# START OF DATASET RECORDS

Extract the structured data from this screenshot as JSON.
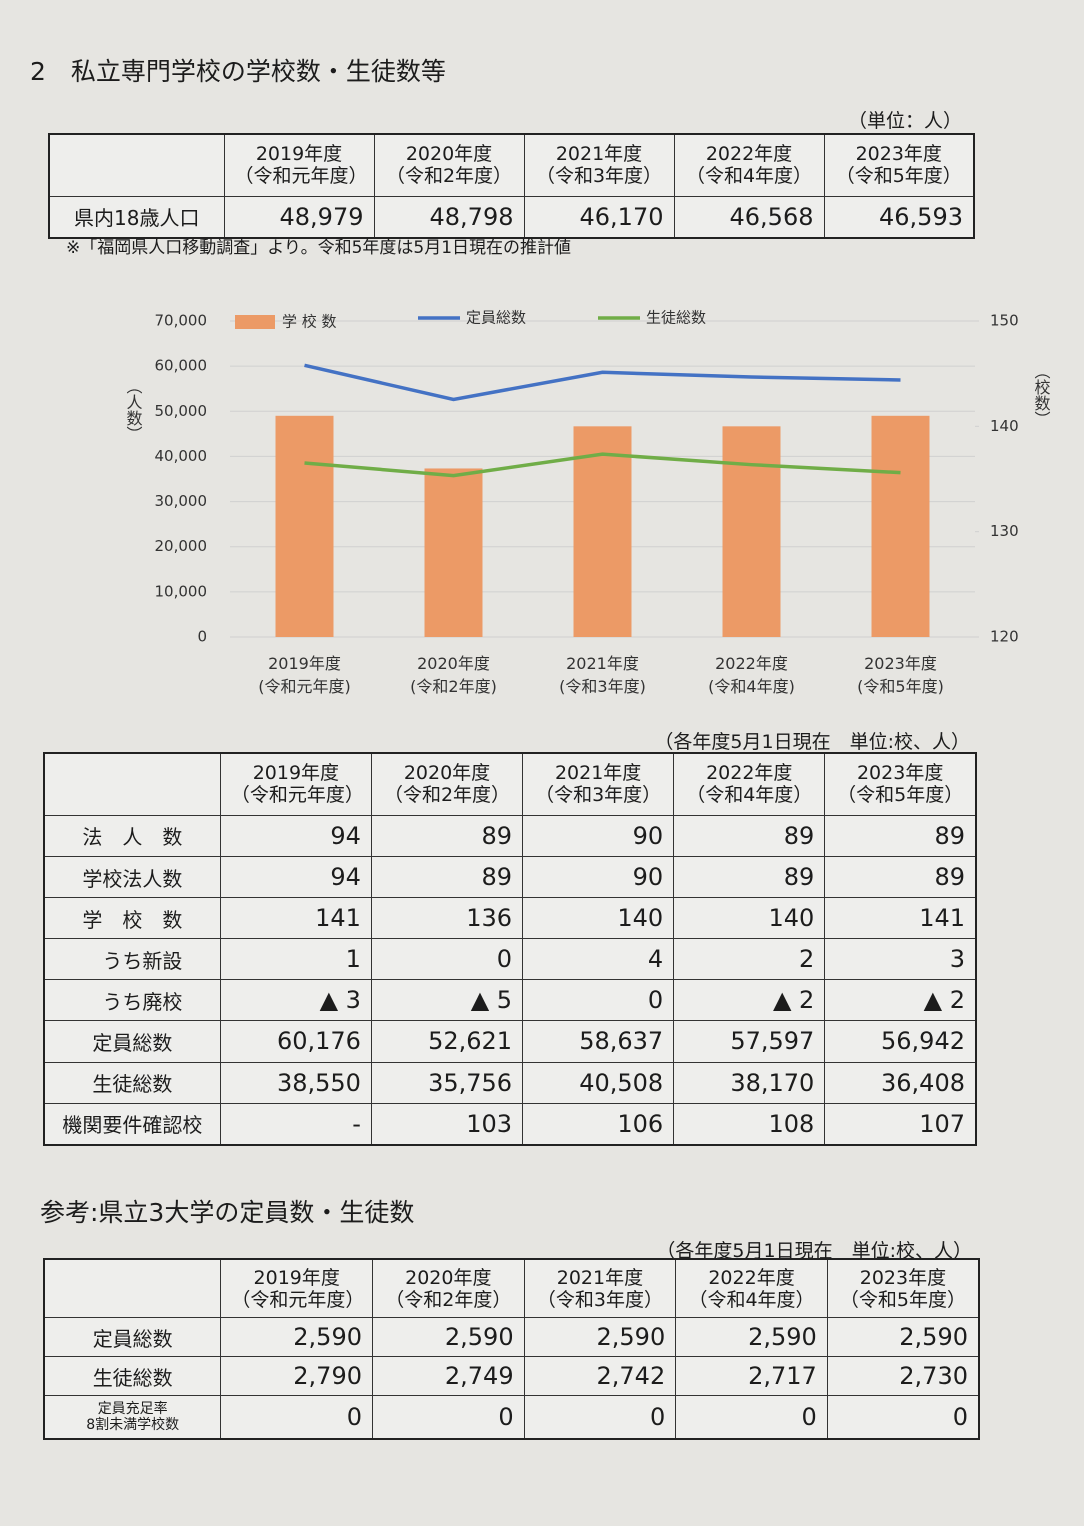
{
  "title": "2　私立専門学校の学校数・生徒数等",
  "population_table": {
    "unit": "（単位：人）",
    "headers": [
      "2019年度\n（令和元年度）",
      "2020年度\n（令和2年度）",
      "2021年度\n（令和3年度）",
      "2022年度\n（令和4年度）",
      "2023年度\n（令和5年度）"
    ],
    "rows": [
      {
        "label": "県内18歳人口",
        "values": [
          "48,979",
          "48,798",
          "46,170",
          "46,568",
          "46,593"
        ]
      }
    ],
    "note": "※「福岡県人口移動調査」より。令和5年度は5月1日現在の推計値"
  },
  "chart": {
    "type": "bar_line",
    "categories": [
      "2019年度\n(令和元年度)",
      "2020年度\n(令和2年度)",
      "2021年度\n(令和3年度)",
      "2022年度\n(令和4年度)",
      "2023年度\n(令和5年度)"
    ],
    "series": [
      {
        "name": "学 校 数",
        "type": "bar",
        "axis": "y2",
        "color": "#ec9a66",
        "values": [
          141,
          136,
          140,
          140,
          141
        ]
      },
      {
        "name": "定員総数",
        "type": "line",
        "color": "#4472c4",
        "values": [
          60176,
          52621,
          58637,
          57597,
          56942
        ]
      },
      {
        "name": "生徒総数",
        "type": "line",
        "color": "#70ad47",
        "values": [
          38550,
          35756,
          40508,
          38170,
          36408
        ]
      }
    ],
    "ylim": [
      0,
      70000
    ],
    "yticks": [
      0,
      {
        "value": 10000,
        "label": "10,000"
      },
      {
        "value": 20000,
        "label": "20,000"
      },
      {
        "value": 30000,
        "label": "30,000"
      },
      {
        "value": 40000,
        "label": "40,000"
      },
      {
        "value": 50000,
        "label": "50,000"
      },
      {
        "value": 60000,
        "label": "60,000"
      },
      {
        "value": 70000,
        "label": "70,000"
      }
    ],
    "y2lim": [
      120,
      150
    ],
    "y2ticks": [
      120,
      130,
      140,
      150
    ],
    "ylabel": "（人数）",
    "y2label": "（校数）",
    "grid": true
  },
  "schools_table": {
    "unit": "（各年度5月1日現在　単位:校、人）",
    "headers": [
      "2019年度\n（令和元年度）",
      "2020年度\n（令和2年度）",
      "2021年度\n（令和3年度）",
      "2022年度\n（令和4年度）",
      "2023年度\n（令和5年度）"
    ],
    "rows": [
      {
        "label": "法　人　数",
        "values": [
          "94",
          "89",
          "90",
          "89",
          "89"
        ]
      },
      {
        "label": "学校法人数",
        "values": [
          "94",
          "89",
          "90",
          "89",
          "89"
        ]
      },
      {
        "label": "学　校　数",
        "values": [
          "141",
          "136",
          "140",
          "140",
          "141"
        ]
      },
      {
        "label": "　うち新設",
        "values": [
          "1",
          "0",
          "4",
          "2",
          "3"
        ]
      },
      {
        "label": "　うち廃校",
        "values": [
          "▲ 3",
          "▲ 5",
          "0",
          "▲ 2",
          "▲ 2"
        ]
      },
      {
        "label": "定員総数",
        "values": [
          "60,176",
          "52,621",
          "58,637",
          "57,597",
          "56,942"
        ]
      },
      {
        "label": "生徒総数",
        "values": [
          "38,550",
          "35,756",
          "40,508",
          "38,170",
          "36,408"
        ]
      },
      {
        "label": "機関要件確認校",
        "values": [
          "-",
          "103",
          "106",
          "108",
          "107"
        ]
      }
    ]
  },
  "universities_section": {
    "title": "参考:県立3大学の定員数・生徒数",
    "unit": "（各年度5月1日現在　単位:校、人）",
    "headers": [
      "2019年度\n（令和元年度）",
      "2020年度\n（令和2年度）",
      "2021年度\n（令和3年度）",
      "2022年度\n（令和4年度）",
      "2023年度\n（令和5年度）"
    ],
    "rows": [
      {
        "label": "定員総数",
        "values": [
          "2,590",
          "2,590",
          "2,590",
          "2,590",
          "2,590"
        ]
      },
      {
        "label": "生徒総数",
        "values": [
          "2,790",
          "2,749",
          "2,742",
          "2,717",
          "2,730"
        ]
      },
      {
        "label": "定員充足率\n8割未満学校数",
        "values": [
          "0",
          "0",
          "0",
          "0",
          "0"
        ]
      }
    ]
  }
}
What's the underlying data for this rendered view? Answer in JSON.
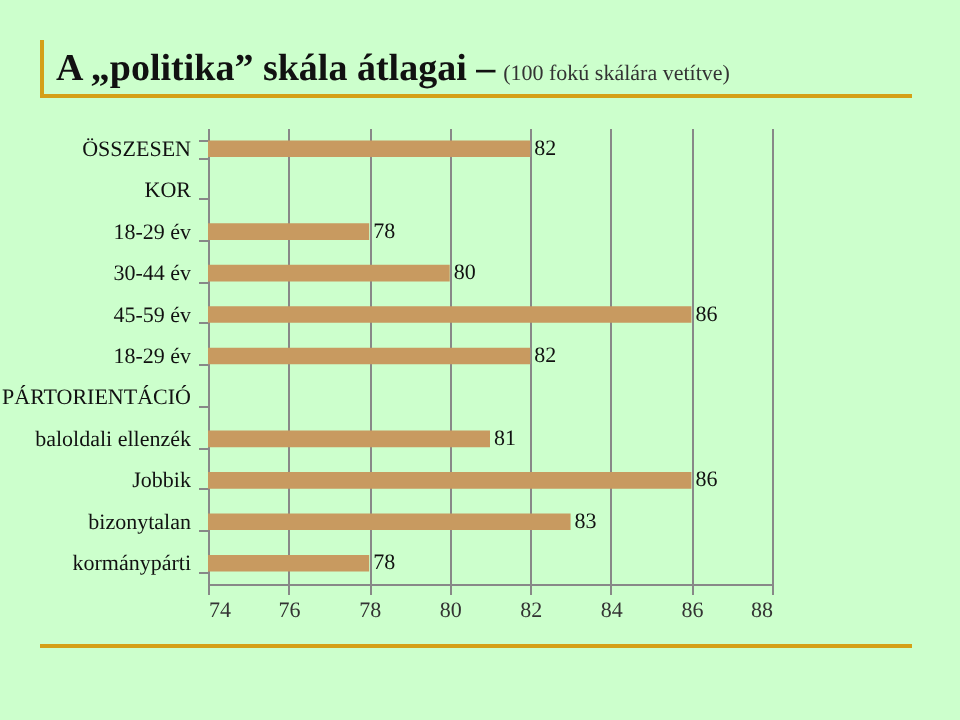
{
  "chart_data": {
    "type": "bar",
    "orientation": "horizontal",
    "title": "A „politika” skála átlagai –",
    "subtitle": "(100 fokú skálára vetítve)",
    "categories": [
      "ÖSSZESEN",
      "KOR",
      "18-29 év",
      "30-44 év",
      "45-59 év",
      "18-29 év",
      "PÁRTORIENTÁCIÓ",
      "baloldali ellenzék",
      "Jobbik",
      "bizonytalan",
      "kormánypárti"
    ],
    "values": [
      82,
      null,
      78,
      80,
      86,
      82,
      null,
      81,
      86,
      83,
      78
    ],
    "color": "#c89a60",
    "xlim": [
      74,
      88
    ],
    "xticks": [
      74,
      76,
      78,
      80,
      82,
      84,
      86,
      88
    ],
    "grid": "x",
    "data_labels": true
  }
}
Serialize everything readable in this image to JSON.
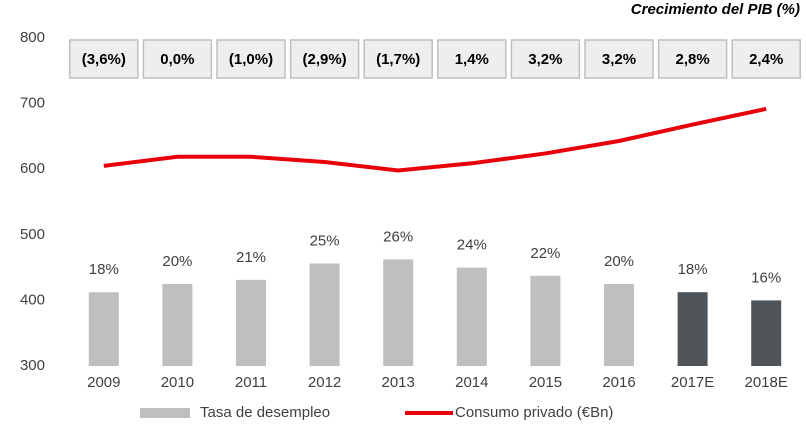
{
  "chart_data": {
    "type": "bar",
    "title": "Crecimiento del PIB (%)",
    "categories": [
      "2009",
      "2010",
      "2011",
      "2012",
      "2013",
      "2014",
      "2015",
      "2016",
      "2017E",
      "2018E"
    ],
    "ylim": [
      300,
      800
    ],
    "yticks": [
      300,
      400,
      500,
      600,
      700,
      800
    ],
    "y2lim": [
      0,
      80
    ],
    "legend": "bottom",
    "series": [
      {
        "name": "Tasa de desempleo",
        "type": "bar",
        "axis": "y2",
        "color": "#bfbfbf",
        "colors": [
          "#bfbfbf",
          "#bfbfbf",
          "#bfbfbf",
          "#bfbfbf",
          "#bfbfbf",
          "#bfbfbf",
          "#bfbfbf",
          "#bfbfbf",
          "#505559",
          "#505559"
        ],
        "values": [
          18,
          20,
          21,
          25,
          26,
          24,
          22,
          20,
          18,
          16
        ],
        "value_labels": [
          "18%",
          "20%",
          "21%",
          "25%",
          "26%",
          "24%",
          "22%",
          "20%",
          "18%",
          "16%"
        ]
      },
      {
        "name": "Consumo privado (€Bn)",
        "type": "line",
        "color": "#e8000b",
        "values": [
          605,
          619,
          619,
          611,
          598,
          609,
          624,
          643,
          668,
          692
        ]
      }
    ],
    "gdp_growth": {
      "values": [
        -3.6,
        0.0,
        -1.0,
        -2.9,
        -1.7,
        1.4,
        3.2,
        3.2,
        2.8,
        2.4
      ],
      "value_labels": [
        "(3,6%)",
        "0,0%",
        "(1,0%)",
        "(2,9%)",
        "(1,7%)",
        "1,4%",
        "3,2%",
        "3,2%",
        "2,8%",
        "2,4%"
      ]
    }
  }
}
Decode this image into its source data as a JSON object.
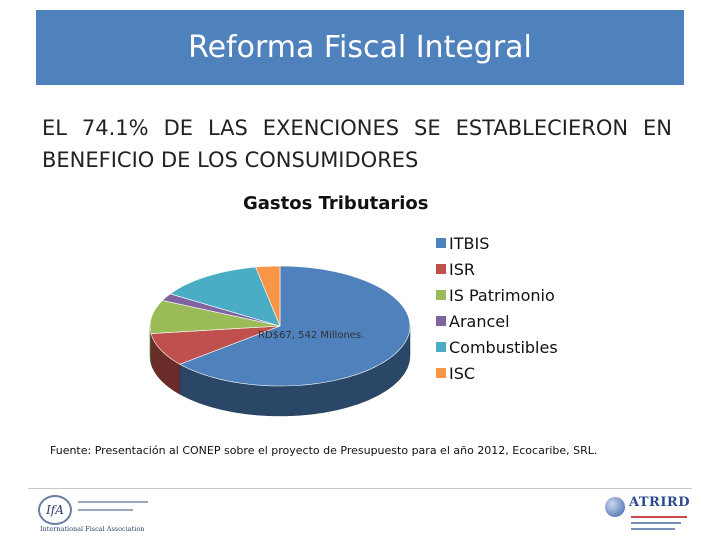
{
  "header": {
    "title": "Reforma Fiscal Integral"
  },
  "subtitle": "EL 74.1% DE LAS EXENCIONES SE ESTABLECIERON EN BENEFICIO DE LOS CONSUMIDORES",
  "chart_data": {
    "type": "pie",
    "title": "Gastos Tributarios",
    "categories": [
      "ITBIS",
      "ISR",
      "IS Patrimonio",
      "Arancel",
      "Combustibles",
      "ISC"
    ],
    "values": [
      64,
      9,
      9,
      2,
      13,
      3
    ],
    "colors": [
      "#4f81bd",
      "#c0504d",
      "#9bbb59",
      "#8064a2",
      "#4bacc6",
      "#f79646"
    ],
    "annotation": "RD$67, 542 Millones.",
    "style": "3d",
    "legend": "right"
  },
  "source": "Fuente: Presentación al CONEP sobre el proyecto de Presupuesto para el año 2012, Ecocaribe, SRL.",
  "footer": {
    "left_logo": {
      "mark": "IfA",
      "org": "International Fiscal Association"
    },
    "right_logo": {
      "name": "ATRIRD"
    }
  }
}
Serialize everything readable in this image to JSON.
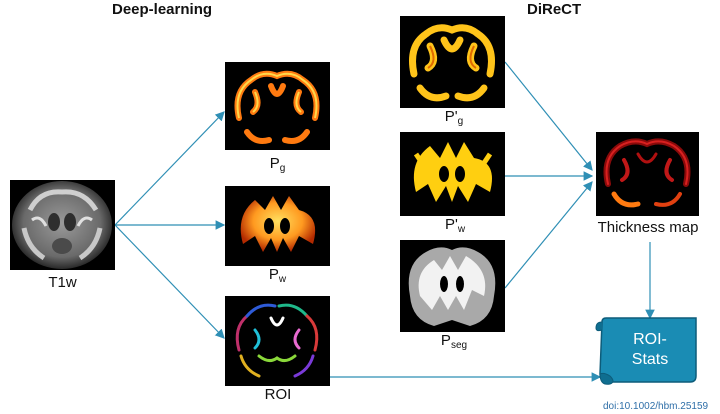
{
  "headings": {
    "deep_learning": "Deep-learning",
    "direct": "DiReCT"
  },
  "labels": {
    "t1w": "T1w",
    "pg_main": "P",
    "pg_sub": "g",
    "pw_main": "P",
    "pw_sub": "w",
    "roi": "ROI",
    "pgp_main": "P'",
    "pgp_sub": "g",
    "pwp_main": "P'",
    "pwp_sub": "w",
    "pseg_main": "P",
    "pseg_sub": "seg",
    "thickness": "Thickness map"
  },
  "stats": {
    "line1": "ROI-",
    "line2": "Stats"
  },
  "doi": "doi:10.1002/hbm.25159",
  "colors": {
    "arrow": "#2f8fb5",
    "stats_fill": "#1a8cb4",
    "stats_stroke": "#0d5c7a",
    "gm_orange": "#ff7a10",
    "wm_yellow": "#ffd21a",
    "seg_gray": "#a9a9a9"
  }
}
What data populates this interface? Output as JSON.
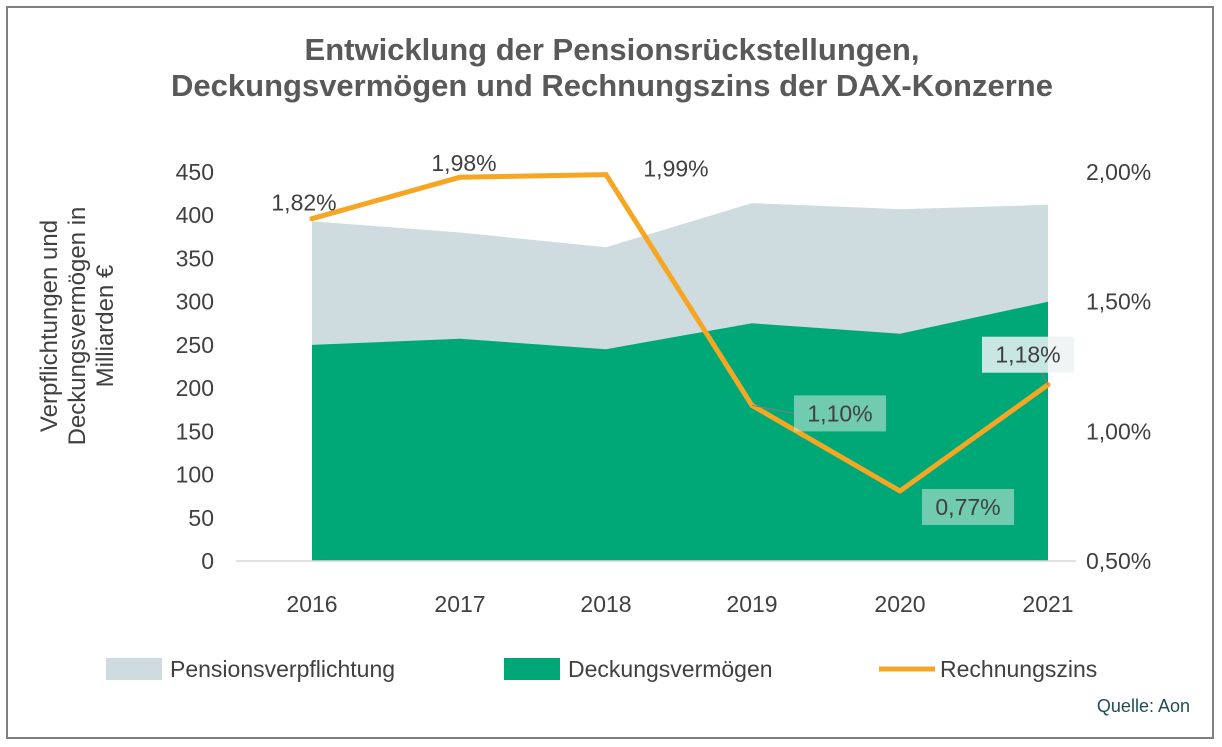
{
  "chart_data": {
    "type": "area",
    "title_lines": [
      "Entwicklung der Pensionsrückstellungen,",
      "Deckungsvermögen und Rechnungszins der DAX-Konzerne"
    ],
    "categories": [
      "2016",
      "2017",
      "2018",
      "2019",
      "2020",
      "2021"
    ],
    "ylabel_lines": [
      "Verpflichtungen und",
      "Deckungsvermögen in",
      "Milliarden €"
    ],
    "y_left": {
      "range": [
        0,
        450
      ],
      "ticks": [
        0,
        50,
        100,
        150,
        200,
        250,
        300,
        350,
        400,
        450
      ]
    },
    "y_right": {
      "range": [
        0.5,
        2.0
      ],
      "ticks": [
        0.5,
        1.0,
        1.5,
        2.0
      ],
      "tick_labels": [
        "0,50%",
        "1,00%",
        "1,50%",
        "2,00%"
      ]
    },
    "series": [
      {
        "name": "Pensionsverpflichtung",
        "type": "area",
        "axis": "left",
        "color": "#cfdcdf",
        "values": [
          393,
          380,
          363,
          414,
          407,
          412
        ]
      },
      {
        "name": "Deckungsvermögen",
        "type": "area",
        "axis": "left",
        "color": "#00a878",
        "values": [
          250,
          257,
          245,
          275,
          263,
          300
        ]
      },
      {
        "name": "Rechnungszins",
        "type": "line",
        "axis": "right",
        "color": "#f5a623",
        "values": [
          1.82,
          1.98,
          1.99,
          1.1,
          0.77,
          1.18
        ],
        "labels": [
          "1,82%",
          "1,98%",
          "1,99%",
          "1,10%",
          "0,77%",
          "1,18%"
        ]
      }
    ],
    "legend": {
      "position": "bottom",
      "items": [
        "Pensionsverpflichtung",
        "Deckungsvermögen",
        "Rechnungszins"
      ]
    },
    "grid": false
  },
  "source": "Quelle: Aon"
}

# END OF DATASET RECORDS

STATED PROBLEM: Looking at the entries above, how many lines contain the word "Deckungsvermögen"? Answer with the number alone.

TASK SOLUTION: 4